(Layout annotation data)
***

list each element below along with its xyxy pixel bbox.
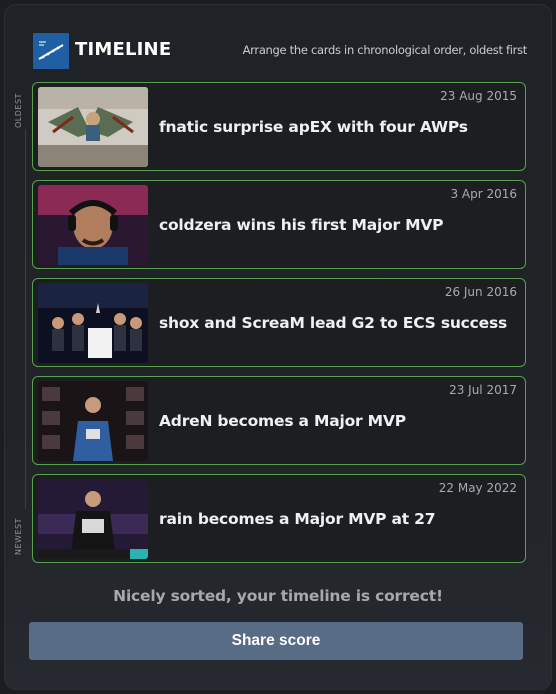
card-date: 23 Aug 2015 [440,89,517,103]
result-message: Nicely sorted, your timeline is correct! [113,587,443,605]
player-headset-photo [38,185,148,265]
share-score-button[interactable]: Share score [29,622,523,660]
team-stage-trophy-photo [38,283,148,363]
player-mvp-trophy-photo [38,479,148,559]
card-title: AdreN becomes a Major MVP [159,412,406,430]
instruction-text: Arrange the cards in chronological order… [242,43,528,57]
timeline-card[interactable]: 3 Apr 2016 coldzera wins his first Major… [32,180,526,269]
timeline-card[interactable]: 23 Jul 2017 AdreN becomes a Major MVP [32,376,526,465]
card-date: 26 Jun 2016 [444,285,517,299]
timeline-card[interactable]: 22 May 2022 rain becomes a Major MVP at … [32,474,526,563]
card-date: 3 Apr 2016 [450,187,517,201]
timeline-card[interactable]: 26 Jun 2016 shox and ScreaM lead G2 to E… [32,278,526,367]
timeline-axis-line [25,129,26,509]
card-title: shox and ScreaM lead G2 to ECS success [159,314,508,332]
timeline-card[interactable]: 23 Aug 2015 fnatic surprise apEX with fo… [32,82,526,171]
oldest-label: OLDEST [14,93,23,128]
card-date: 23 Jul 2017 [449,383,517,397]
card-title: rain becomes a Major MVP at 27 [159,510,436,528]
logo-text: TIMELINE [75,39,172,60]
card-date: 22 May 2022 [438,481,517,495]
game-panel: TIMELINE Arrange the cards in chronologi… [4,4,552,690]
player-mvp-trophy-photo [38,381,148,461]
newest-label: NEWEST [14,518,23,555]
card-title: coldzera wins his first Major MVP [159,216,444,234]
timeline-logo-icon [33,33,69,69]
card-title: fnatic surprise apEX with four AWPs [159,118,468,136]
graffiti-mural-photo [38,87,148,167]
header: TIMELINE Arrange the cards in chronologi… [33,33,527,69]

***

* [Problem to solve] Copy out every line of the listing above without changing anything, leaving out the picture.

* [Solution to the exercise]
list each element below along with its xyxy pixel bbox.
card-date: 23 Aug 2015 [440,89,517,103]
result-message: Nicely sorted, your timeline is correct! [113,587,443,605]
player-headset-photo [38,185,148,265]
share-score-button[interactable]: Share score [29,622,523,660]
team-stage-trophy-photo [38,283,148,363]
player-mvp-trophy-photo [38,479,148,559]
card-title: AdreN becomes a Major MVP [159,412,406,430]
instruction-text: Arrange the cards in chronological order… [242,43,528,57]
timeline-card[interactable]: 3 Apr 2016 coldzera wins his first Major… [32,180,526,269]
timeline-card[interactable]: 23 Jul 2017 AdreN becomes a Major MVP [32,376,526,465]
card-date: 26 Jun 2016 [444,285,517,299]
timeline-card[interactable]: 22 May 2022 rain becomes a Major MVP at … [32,474,526,563]
card-date: 3 Apr 2016 [450,187,517,201]
timeline-card[interactable]: 26 Jun 2016 shox and ScreaM lead G2 to E… [32,278,526,367]
timeline-axis-line [25,129,26,509]
card-title: shox and ScreaM lead G2 to ECS success [159,314,508,332]
timeline-card[interactable]: 23 Aug 2015 fnatic surprise apEX with fo… [32,82,526,171]
oldest-label: OLDEST [14,93,23,128]
card-date: 23 Jul 2017 [449,383,517,397]
card-title: rain becomes a Major MVP at 27 [159,510,436,528]
logo-text: TIMELINE [75,39,172,60]
card-date: 22 May 2022 [438,481,517,495]
game-panel: TIMELINE Arrange the cards in chronologi… [4,4,552,690]
player-mvp-trophy-photo [38,381,148,461]
newest-label: NEWEST [14,518,23,555]
card-title: coldzera wins his first Major MVP [159,216,444,234]
timeline-logo-icon [33,33,69,69]
card-title: fnatic surprise apEX with four AWPs [159,118,468,136]
graffiti-mural-photo [38,87,148,167]
header: TIMELINE Arrange the cards in chronologi… [33,33,527,69]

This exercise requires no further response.